Copy each line that contains the string "name".

Dataset rows –
#####

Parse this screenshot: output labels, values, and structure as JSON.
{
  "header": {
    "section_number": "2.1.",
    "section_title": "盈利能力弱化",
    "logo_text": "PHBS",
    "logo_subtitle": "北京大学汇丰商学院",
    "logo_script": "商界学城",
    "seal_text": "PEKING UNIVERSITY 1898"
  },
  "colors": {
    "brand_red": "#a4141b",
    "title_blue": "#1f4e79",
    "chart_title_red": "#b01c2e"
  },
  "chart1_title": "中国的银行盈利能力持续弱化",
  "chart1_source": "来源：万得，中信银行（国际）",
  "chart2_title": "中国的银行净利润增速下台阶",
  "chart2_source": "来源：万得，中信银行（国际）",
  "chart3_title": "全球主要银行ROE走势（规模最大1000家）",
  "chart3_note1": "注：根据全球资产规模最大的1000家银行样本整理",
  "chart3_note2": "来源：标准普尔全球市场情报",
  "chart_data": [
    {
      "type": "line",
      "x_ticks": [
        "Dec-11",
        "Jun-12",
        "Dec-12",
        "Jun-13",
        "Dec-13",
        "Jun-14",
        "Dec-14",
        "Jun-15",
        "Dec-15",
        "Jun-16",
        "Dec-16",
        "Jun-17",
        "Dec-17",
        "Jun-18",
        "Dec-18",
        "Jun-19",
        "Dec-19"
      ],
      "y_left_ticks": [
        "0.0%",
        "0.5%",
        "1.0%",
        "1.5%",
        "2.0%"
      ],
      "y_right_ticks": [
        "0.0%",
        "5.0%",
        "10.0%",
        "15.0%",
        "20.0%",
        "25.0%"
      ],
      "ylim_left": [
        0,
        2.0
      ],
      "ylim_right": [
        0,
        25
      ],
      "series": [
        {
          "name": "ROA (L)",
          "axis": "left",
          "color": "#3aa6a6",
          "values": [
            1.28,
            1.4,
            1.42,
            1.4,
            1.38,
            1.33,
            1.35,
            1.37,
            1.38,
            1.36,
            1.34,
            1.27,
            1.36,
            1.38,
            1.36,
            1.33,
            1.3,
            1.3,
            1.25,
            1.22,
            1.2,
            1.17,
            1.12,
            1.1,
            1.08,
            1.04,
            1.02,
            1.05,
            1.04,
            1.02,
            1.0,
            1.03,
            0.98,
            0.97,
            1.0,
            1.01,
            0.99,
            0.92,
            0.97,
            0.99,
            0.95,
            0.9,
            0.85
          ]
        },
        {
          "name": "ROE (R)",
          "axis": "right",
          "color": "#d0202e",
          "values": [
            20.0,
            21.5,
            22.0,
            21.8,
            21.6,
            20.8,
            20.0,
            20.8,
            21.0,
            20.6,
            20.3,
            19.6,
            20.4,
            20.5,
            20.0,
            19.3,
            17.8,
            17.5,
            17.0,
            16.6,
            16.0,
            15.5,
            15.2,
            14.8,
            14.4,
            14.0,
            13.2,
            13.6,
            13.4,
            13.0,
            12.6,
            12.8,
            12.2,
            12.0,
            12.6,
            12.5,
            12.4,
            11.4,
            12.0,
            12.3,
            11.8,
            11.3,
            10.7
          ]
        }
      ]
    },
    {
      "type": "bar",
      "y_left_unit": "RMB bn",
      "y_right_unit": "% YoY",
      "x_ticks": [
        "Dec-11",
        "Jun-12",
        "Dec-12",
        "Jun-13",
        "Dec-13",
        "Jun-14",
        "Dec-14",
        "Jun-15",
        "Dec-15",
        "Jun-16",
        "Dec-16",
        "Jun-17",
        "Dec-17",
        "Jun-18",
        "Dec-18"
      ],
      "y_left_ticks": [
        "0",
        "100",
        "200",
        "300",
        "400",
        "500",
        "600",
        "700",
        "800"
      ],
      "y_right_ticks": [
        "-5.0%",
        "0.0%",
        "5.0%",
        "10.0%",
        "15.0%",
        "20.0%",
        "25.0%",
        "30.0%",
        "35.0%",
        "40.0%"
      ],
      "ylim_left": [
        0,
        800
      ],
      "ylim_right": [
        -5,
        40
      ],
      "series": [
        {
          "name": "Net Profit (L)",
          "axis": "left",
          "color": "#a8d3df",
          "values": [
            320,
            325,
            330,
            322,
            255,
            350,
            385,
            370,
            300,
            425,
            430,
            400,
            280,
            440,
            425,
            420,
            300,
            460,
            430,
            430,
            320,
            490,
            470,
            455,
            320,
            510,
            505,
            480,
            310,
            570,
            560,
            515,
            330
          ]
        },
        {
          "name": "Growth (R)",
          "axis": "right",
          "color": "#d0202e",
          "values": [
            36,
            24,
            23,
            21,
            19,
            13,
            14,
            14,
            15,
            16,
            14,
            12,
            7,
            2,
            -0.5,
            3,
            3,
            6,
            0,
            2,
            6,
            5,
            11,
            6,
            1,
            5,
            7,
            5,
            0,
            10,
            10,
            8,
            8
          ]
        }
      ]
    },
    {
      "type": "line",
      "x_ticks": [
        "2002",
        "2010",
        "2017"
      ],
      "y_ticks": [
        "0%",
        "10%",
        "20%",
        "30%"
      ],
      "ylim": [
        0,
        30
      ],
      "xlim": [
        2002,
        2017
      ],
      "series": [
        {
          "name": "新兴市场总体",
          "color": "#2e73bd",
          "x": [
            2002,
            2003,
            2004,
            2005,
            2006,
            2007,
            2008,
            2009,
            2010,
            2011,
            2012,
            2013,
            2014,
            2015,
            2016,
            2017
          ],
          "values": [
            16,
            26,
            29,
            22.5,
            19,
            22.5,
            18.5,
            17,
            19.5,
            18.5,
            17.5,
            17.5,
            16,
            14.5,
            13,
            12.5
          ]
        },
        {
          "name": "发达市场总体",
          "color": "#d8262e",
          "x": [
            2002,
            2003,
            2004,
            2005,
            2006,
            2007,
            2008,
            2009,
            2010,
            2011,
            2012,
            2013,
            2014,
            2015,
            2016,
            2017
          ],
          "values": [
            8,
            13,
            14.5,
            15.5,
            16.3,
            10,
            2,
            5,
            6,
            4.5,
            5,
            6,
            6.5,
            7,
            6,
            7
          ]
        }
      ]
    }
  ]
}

#####

Problem solution –
          "name": "ROA (L)",
          "name": "ROE (R)",
          "name": "Net Profit (L)",
          "name": "Growth (R)",
          "name": "新兴市场总体",
          "name": "发达市场总体",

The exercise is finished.